**Challenge:**
Copy the data precisely, keeping every character.

**Source material:**
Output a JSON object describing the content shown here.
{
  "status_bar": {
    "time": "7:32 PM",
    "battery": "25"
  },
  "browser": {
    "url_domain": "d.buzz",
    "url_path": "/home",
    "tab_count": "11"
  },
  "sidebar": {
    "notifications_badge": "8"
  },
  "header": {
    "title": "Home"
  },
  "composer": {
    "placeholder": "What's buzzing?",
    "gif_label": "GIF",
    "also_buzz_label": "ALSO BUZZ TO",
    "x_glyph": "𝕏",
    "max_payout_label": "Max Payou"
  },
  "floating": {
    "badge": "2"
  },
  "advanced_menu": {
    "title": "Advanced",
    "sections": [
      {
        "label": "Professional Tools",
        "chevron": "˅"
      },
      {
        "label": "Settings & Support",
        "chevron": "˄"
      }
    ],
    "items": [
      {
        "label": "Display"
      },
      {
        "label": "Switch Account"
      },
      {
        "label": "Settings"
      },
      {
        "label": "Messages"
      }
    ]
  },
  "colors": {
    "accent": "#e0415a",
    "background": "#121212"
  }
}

**Exercise output:**
Output a JSON object describing the content shown here.
{
  "status_bar": {
    "time": "7:32 PM",
    "battery": "25"
  },
  "browser": {
    "url_domain": "d.buzz",
    "url_path": "/home",
    "tab_count": "11"
  },
  "sidebar": {
    "notifications_badge": "8"
  },
  "header": {
    "title": "Home"
  },
  "composer": {
    "placeholder": "What's buzzing?",
    "gif_label": "GIF",
    "also_buzz_label": "ALSO BUZZ TO",
    "x_glyph": "𝕏",
    "max_payout_label": "Max Payou"
  },
  "floating": {
    "badge": "2"
  },
  "advanced_menu": {
    "title": "Advanced",
    "sections": [
      {
        "label": "Professional Tools",
        "chevron": "˅"
      },
      {
        "label": "Settings & Support",
        "chevron": "˄"
      }
    ],
    "items": [
      {
        "label": "Display"
      },
      {
        "label": "Switch Account"
      },
      {
        "label": "Settings"
      },
      {
        "label": "Messages"
      }
    ]
  },
  "colors": {
    "accent": "#e0415a",
    "background": "#121212"
  }
}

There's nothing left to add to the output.